Exercise data ->
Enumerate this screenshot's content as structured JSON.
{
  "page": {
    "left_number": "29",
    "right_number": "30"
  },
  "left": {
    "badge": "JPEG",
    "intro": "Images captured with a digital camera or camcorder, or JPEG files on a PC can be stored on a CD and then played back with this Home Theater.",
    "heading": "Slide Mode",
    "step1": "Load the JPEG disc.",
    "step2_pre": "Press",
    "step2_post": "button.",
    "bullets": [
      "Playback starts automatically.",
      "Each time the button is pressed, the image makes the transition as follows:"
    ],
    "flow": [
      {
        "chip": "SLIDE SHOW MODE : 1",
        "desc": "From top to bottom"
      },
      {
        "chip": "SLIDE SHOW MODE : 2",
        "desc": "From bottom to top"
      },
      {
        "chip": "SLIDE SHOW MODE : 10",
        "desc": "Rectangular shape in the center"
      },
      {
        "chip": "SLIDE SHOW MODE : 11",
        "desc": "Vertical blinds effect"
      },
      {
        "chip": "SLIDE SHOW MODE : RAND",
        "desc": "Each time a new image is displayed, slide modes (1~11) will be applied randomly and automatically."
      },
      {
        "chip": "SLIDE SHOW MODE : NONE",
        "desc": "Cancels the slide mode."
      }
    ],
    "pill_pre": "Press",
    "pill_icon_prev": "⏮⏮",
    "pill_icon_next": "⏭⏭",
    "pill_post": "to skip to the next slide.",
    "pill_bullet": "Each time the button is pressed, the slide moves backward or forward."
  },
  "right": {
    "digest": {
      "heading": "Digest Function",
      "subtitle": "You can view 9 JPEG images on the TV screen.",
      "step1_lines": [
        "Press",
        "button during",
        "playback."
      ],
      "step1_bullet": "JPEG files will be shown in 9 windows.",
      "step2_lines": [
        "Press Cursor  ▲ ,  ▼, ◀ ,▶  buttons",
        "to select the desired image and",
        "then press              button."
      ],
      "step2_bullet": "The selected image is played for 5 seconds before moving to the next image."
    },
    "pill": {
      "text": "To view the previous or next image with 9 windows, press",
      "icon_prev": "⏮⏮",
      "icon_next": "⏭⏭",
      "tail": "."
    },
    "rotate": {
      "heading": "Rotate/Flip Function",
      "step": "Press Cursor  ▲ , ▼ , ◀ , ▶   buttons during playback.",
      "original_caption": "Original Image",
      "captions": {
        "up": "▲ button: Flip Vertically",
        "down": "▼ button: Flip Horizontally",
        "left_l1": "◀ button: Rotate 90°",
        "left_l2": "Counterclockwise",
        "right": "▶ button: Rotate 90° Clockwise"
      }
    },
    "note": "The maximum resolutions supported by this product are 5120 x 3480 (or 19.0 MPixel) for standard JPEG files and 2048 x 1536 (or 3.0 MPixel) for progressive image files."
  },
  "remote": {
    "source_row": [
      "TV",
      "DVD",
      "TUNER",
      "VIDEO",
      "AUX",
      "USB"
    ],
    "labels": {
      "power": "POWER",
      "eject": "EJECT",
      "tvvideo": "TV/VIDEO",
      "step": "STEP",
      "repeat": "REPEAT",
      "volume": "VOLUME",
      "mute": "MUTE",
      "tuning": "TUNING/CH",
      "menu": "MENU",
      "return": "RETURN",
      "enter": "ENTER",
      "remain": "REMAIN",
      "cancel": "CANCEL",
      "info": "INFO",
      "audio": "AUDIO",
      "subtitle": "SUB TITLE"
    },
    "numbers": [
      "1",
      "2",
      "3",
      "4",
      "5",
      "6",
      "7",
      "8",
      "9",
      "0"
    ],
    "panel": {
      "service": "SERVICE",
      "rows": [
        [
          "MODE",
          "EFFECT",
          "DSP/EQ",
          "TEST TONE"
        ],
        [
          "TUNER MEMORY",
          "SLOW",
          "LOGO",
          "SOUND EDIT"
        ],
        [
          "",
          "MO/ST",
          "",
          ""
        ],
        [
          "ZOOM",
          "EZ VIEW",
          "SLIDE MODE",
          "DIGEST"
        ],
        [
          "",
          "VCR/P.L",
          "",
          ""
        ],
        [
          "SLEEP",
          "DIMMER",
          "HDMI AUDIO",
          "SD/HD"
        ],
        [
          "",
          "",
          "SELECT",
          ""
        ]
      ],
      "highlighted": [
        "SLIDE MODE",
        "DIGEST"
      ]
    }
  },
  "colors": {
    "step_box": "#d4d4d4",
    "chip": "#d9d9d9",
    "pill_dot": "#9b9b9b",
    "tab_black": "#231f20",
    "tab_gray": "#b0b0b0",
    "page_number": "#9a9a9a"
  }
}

Task directions ->
Scan the listing above. Collect all lines with the word "desc".

Worked answer ->
        "desc": "From top to bottom"
        "desc": "From bottom to top"
        "desc": "Rectangular shape in the center"
        "desc": "Vertical blinds effect"
        "desc": "Each time a new image is displayed, slide modes (1~11) will be applied randomly and automatically."
        "desc": "Cancels the slide mode."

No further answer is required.